> Written task:
In the material below, find all lines with the string "JSON" and copy them.

━━━━━━━━━━━━━━━━━━━━

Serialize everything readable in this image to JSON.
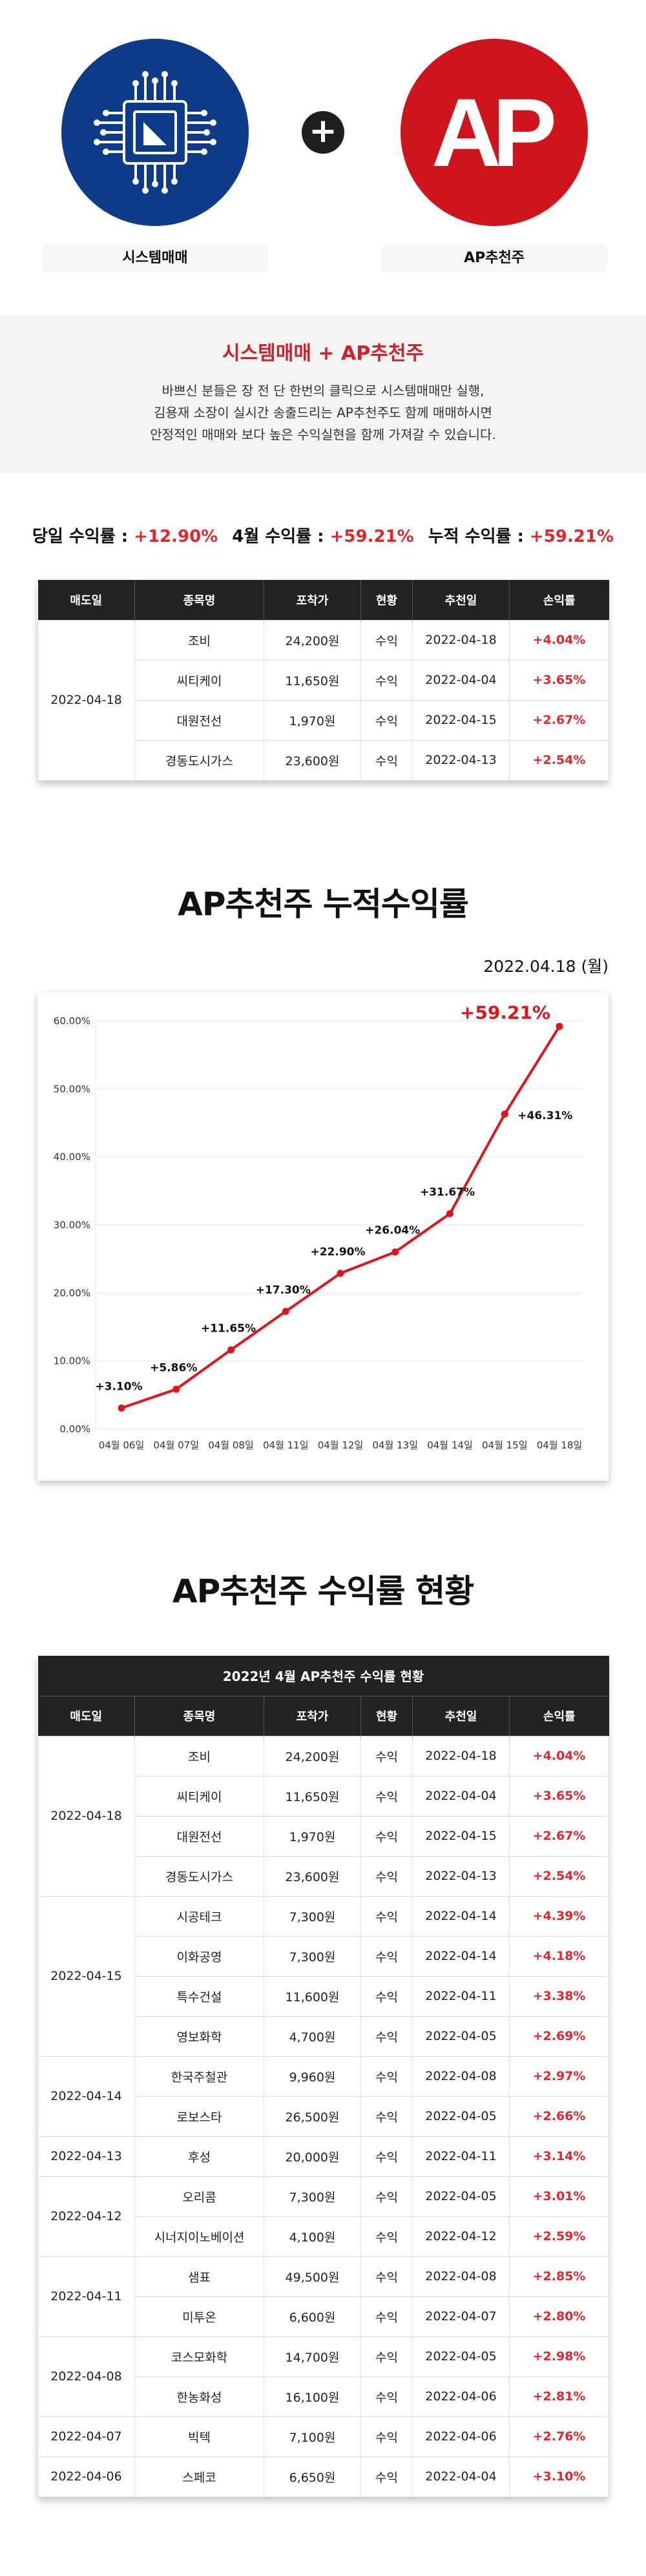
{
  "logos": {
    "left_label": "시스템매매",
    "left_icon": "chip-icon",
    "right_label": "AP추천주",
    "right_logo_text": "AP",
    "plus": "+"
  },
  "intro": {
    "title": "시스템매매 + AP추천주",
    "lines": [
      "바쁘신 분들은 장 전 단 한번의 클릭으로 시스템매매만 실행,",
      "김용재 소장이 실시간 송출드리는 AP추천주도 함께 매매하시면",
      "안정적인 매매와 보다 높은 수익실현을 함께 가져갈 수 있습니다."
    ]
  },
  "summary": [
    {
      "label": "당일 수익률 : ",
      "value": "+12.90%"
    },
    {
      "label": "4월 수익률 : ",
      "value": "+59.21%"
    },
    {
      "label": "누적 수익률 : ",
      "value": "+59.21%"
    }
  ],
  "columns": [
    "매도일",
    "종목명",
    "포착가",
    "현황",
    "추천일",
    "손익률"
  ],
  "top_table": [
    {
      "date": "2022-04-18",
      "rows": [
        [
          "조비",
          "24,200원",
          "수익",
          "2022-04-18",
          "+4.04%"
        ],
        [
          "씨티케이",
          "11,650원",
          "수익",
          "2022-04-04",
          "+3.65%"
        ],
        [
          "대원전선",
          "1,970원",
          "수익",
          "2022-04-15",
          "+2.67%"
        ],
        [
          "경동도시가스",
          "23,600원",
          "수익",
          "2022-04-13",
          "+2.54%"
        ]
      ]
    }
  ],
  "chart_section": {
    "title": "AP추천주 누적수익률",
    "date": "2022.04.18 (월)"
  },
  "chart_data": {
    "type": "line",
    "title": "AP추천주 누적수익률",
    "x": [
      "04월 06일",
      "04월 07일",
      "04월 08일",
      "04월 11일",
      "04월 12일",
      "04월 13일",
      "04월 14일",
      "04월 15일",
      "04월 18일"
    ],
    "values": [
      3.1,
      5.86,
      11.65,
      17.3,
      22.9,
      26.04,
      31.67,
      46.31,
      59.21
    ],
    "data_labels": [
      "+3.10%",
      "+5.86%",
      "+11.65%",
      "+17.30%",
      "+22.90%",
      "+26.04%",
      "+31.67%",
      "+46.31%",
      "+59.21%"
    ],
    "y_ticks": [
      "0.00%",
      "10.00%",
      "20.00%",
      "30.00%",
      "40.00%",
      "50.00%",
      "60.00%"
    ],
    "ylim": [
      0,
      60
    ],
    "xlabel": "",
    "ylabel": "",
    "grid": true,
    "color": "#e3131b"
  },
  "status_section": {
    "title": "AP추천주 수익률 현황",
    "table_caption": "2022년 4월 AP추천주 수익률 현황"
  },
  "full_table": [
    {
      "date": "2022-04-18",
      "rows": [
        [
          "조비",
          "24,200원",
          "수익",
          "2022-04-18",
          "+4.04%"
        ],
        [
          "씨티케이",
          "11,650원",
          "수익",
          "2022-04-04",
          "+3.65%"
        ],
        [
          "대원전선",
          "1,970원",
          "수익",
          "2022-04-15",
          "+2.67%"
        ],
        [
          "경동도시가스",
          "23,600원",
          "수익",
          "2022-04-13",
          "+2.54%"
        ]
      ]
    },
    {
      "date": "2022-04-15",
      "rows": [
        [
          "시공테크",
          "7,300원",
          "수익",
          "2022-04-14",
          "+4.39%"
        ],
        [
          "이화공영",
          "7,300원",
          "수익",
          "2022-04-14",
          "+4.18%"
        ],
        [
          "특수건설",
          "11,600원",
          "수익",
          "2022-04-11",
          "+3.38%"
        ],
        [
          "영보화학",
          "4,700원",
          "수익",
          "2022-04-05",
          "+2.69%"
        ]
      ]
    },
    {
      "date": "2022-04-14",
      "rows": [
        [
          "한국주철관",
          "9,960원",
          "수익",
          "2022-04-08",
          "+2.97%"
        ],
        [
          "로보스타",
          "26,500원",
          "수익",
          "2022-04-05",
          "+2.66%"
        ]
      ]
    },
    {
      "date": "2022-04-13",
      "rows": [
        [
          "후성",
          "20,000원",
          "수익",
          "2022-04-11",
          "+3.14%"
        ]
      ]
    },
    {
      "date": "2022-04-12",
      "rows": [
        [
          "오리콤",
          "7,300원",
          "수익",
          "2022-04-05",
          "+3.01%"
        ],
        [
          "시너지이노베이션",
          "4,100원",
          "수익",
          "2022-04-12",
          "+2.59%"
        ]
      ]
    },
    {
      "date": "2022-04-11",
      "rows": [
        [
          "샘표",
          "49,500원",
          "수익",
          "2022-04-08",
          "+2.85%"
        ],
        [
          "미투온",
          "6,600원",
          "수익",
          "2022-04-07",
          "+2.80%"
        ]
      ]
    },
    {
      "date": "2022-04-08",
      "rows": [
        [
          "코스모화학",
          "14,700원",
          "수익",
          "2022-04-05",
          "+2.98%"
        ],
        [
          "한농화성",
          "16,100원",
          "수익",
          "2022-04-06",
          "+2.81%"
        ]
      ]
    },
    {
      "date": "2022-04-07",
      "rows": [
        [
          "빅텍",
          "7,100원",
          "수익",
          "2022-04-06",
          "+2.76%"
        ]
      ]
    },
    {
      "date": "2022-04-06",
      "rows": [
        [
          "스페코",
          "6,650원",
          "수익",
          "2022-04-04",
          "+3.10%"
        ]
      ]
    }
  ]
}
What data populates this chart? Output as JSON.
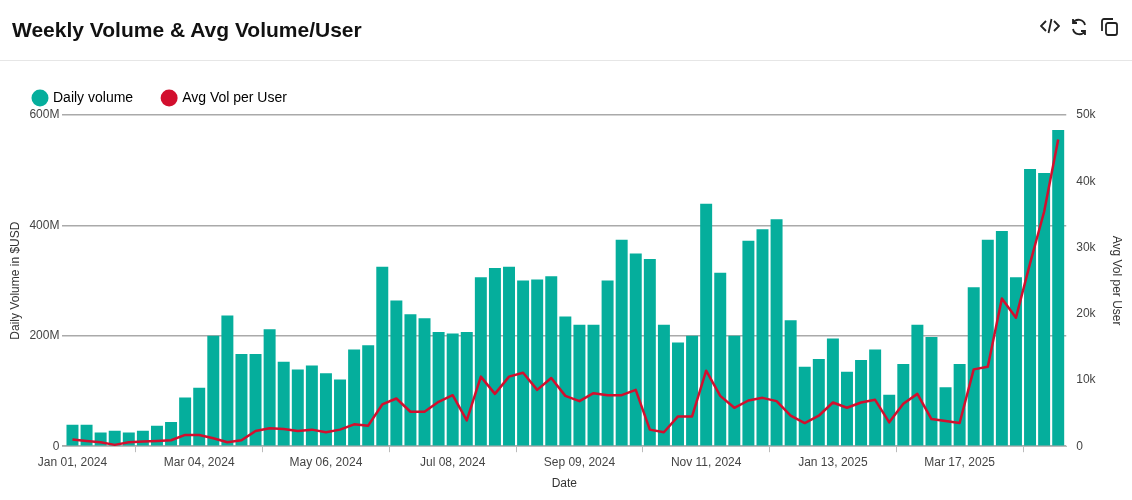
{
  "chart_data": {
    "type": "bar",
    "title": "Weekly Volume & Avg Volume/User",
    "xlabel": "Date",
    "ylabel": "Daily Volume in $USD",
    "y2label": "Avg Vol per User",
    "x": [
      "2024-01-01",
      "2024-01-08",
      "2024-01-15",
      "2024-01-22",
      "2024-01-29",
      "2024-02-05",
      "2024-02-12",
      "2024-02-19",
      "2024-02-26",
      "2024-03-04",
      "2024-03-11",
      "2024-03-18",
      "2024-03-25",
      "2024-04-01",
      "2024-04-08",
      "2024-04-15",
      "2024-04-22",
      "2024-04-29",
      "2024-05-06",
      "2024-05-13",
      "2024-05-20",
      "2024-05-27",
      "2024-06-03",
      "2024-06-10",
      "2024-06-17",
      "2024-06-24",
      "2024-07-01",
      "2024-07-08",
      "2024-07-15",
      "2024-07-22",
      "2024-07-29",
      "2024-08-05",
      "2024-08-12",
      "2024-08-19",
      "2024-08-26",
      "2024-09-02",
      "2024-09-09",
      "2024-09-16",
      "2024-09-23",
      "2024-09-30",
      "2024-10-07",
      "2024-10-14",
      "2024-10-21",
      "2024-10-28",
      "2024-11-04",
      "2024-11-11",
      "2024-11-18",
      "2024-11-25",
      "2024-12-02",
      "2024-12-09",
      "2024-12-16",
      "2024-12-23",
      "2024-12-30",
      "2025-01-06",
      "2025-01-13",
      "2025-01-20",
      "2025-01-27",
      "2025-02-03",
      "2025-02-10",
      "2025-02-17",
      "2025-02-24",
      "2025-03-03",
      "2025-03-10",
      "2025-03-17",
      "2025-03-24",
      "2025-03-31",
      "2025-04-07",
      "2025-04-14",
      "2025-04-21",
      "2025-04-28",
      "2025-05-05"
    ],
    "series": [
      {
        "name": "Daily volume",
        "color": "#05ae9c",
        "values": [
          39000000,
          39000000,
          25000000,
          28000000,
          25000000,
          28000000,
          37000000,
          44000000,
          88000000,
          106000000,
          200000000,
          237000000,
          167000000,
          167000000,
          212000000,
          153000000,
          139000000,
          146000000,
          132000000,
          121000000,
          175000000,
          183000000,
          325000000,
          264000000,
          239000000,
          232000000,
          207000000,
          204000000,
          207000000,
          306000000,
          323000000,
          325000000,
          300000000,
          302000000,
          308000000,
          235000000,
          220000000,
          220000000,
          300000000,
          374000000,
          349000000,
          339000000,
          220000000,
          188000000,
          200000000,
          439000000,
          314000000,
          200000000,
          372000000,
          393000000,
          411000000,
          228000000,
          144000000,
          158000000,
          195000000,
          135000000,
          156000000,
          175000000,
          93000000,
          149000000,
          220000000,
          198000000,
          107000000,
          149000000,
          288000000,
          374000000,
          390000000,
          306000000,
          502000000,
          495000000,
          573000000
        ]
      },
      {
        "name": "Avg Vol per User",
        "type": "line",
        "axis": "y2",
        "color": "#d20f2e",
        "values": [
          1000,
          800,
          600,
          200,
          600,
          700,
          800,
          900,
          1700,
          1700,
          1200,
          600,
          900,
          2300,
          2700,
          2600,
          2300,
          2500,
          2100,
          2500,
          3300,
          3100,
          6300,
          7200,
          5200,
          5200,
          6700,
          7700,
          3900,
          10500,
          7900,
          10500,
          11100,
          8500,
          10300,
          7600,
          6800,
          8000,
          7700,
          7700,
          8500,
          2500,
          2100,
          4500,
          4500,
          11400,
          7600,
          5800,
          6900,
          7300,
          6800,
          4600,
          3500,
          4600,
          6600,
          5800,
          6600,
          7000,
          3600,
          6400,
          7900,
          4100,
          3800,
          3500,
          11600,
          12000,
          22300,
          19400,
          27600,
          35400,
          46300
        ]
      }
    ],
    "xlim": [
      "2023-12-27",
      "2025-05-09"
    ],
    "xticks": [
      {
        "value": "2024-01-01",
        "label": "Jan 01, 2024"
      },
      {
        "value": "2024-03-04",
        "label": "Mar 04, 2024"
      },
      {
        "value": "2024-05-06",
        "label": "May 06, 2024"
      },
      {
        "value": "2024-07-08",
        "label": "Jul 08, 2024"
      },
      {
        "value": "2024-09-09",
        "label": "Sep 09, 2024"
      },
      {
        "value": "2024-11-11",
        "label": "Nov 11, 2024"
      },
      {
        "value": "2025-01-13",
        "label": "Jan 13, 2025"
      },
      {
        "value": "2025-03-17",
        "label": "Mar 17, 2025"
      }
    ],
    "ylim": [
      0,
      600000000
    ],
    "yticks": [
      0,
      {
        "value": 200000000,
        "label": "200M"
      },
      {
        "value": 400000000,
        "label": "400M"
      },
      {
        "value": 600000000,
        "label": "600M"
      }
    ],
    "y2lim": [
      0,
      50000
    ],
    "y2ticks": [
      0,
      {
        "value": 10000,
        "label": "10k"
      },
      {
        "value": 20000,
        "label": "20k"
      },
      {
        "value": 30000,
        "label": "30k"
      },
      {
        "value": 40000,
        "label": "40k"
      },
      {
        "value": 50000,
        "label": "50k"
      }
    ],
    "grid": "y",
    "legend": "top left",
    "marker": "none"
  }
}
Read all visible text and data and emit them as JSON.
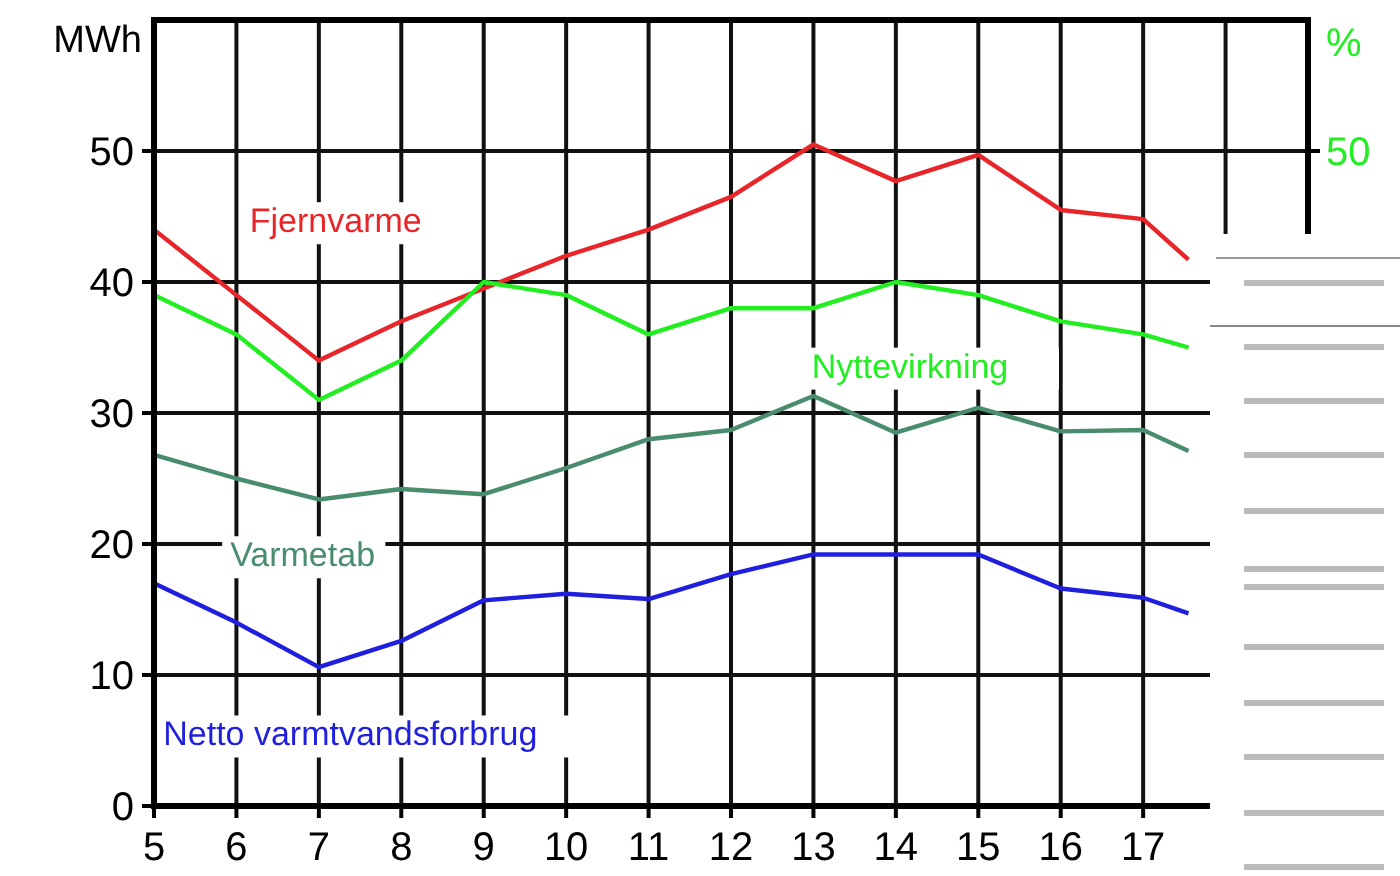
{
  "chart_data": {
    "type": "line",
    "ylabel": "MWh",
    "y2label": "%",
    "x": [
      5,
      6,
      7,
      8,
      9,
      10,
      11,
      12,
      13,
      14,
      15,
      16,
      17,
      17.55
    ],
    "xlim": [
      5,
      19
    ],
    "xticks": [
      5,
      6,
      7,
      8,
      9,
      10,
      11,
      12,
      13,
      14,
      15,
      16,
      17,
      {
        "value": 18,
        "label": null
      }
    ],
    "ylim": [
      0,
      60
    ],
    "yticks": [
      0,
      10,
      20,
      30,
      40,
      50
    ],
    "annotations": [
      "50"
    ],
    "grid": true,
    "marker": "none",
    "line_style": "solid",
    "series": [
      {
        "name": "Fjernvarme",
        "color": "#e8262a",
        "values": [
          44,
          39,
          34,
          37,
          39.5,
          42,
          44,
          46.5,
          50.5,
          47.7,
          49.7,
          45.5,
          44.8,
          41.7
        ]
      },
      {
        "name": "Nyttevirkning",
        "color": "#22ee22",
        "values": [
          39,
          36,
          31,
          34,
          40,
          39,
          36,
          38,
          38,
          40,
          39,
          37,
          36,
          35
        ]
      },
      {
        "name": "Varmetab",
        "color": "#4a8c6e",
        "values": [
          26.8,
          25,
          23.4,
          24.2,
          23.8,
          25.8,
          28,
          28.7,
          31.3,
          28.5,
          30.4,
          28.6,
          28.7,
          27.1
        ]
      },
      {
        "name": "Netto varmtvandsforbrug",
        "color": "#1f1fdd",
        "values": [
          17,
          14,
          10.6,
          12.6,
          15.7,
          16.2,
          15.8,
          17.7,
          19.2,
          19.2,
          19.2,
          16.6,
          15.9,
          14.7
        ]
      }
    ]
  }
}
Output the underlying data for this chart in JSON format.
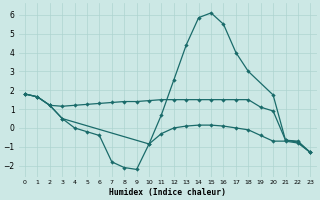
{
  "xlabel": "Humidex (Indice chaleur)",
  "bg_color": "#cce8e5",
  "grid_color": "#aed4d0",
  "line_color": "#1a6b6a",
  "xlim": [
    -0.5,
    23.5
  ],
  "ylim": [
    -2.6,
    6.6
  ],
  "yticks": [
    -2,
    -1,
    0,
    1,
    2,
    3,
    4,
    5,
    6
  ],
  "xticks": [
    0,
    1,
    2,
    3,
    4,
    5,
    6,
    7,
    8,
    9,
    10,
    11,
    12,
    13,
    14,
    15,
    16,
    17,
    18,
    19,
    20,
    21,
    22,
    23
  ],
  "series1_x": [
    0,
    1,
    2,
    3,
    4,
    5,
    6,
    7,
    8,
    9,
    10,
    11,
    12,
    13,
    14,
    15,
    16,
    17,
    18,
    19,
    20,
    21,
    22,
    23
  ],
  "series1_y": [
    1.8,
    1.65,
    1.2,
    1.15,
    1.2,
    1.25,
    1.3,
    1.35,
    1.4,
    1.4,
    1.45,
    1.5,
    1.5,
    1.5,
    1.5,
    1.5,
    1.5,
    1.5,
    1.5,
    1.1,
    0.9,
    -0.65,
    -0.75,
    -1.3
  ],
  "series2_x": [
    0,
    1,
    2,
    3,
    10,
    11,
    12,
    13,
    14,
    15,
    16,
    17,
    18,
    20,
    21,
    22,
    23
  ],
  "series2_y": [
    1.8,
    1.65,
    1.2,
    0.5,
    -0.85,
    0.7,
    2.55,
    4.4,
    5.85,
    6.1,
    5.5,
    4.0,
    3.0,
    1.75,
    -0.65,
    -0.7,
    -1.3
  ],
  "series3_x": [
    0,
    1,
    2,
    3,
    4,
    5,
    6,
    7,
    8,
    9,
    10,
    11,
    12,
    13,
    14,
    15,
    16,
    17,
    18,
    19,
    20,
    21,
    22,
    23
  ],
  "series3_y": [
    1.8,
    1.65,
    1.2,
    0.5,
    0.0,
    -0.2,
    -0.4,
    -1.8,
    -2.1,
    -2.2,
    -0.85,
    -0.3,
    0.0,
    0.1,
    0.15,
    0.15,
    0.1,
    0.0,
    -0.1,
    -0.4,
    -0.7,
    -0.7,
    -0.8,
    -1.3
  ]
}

━━━━━━━━━━━━━━━━━━━━

> Answer below:
Serialize everything readable in this image to JSON.
What data populates this chart? Output as JSON.
Read all visible text and data and emit them as JSON.
Output the underlying data for this chart in JSON format.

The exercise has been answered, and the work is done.